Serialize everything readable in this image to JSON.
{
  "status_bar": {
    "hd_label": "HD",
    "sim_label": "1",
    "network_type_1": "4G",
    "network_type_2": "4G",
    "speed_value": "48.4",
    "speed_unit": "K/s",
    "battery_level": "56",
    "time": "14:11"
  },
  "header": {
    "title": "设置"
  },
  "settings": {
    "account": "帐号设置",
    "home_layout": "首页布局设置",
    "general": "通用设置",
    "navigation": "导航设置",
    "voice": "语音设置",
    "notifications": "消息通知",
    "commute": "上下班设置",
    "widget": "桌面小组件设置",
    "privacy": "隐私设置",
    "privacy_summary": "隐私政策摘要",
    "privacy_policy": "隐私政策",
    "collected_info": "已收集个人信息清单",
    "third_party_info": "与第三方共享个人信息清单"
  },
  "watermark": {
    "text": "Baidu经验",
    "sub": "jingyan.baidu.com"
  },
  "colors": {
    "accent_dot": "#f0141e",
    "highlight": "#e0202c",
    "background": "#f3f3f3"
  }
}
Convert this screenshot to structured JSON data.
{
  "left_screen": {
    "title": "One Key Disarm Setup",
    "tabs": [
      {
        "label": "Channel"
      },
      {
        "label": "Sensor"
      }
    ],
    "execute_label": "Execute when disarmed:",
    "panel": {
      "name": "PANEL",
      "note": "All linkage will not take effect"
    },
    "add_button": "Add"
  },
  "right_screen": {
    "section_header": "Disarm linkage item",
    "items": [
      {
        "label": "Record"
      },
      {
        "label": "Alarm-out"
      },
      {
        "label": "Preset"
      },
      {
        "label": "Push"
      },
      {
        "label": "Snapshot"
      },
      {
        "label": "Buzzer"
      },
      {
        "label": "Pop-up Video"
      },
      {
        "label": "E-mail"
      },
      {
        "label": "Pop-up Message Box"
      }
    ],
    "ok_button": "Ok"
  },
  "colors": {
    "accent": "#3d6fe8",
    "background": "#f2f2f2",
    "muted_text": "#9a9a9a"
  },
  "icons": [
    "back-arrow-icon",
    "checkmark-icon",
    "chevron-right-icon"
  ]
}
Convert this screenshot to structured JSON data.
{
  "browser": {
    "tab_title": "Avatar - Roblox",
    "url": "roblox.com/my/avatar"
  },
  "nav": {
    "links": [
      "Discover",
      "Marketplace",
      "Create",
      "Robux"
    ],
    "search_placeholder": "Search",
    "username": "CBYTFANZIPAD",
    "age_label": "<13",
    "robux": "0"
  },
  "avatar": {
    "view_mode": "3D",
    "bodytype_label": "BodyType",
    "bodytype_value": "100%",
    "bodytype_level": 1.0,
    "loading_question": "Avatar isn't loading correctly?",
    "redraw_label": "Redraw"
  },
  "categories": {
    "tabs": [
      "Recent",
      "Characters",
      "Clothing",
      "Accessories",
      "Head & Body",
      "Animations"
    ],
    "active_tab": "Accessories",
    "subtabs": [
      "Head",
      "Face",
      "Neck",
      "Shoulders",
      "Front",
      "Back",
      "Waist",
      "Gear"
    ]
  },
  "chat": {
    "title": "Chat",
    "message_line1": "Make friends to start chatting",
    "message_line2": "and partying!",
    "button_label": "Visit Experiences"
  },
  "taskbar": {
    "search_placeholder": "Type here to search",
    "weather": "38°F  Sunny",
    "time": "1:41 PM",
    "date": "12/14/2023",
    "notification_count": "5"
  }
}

TO BE DONE:
In the material above, find each line that contains the word "Accessories", and select it.

RESULT OF THE TASK:
      "Accessories",
    "active_tab": "Accessories",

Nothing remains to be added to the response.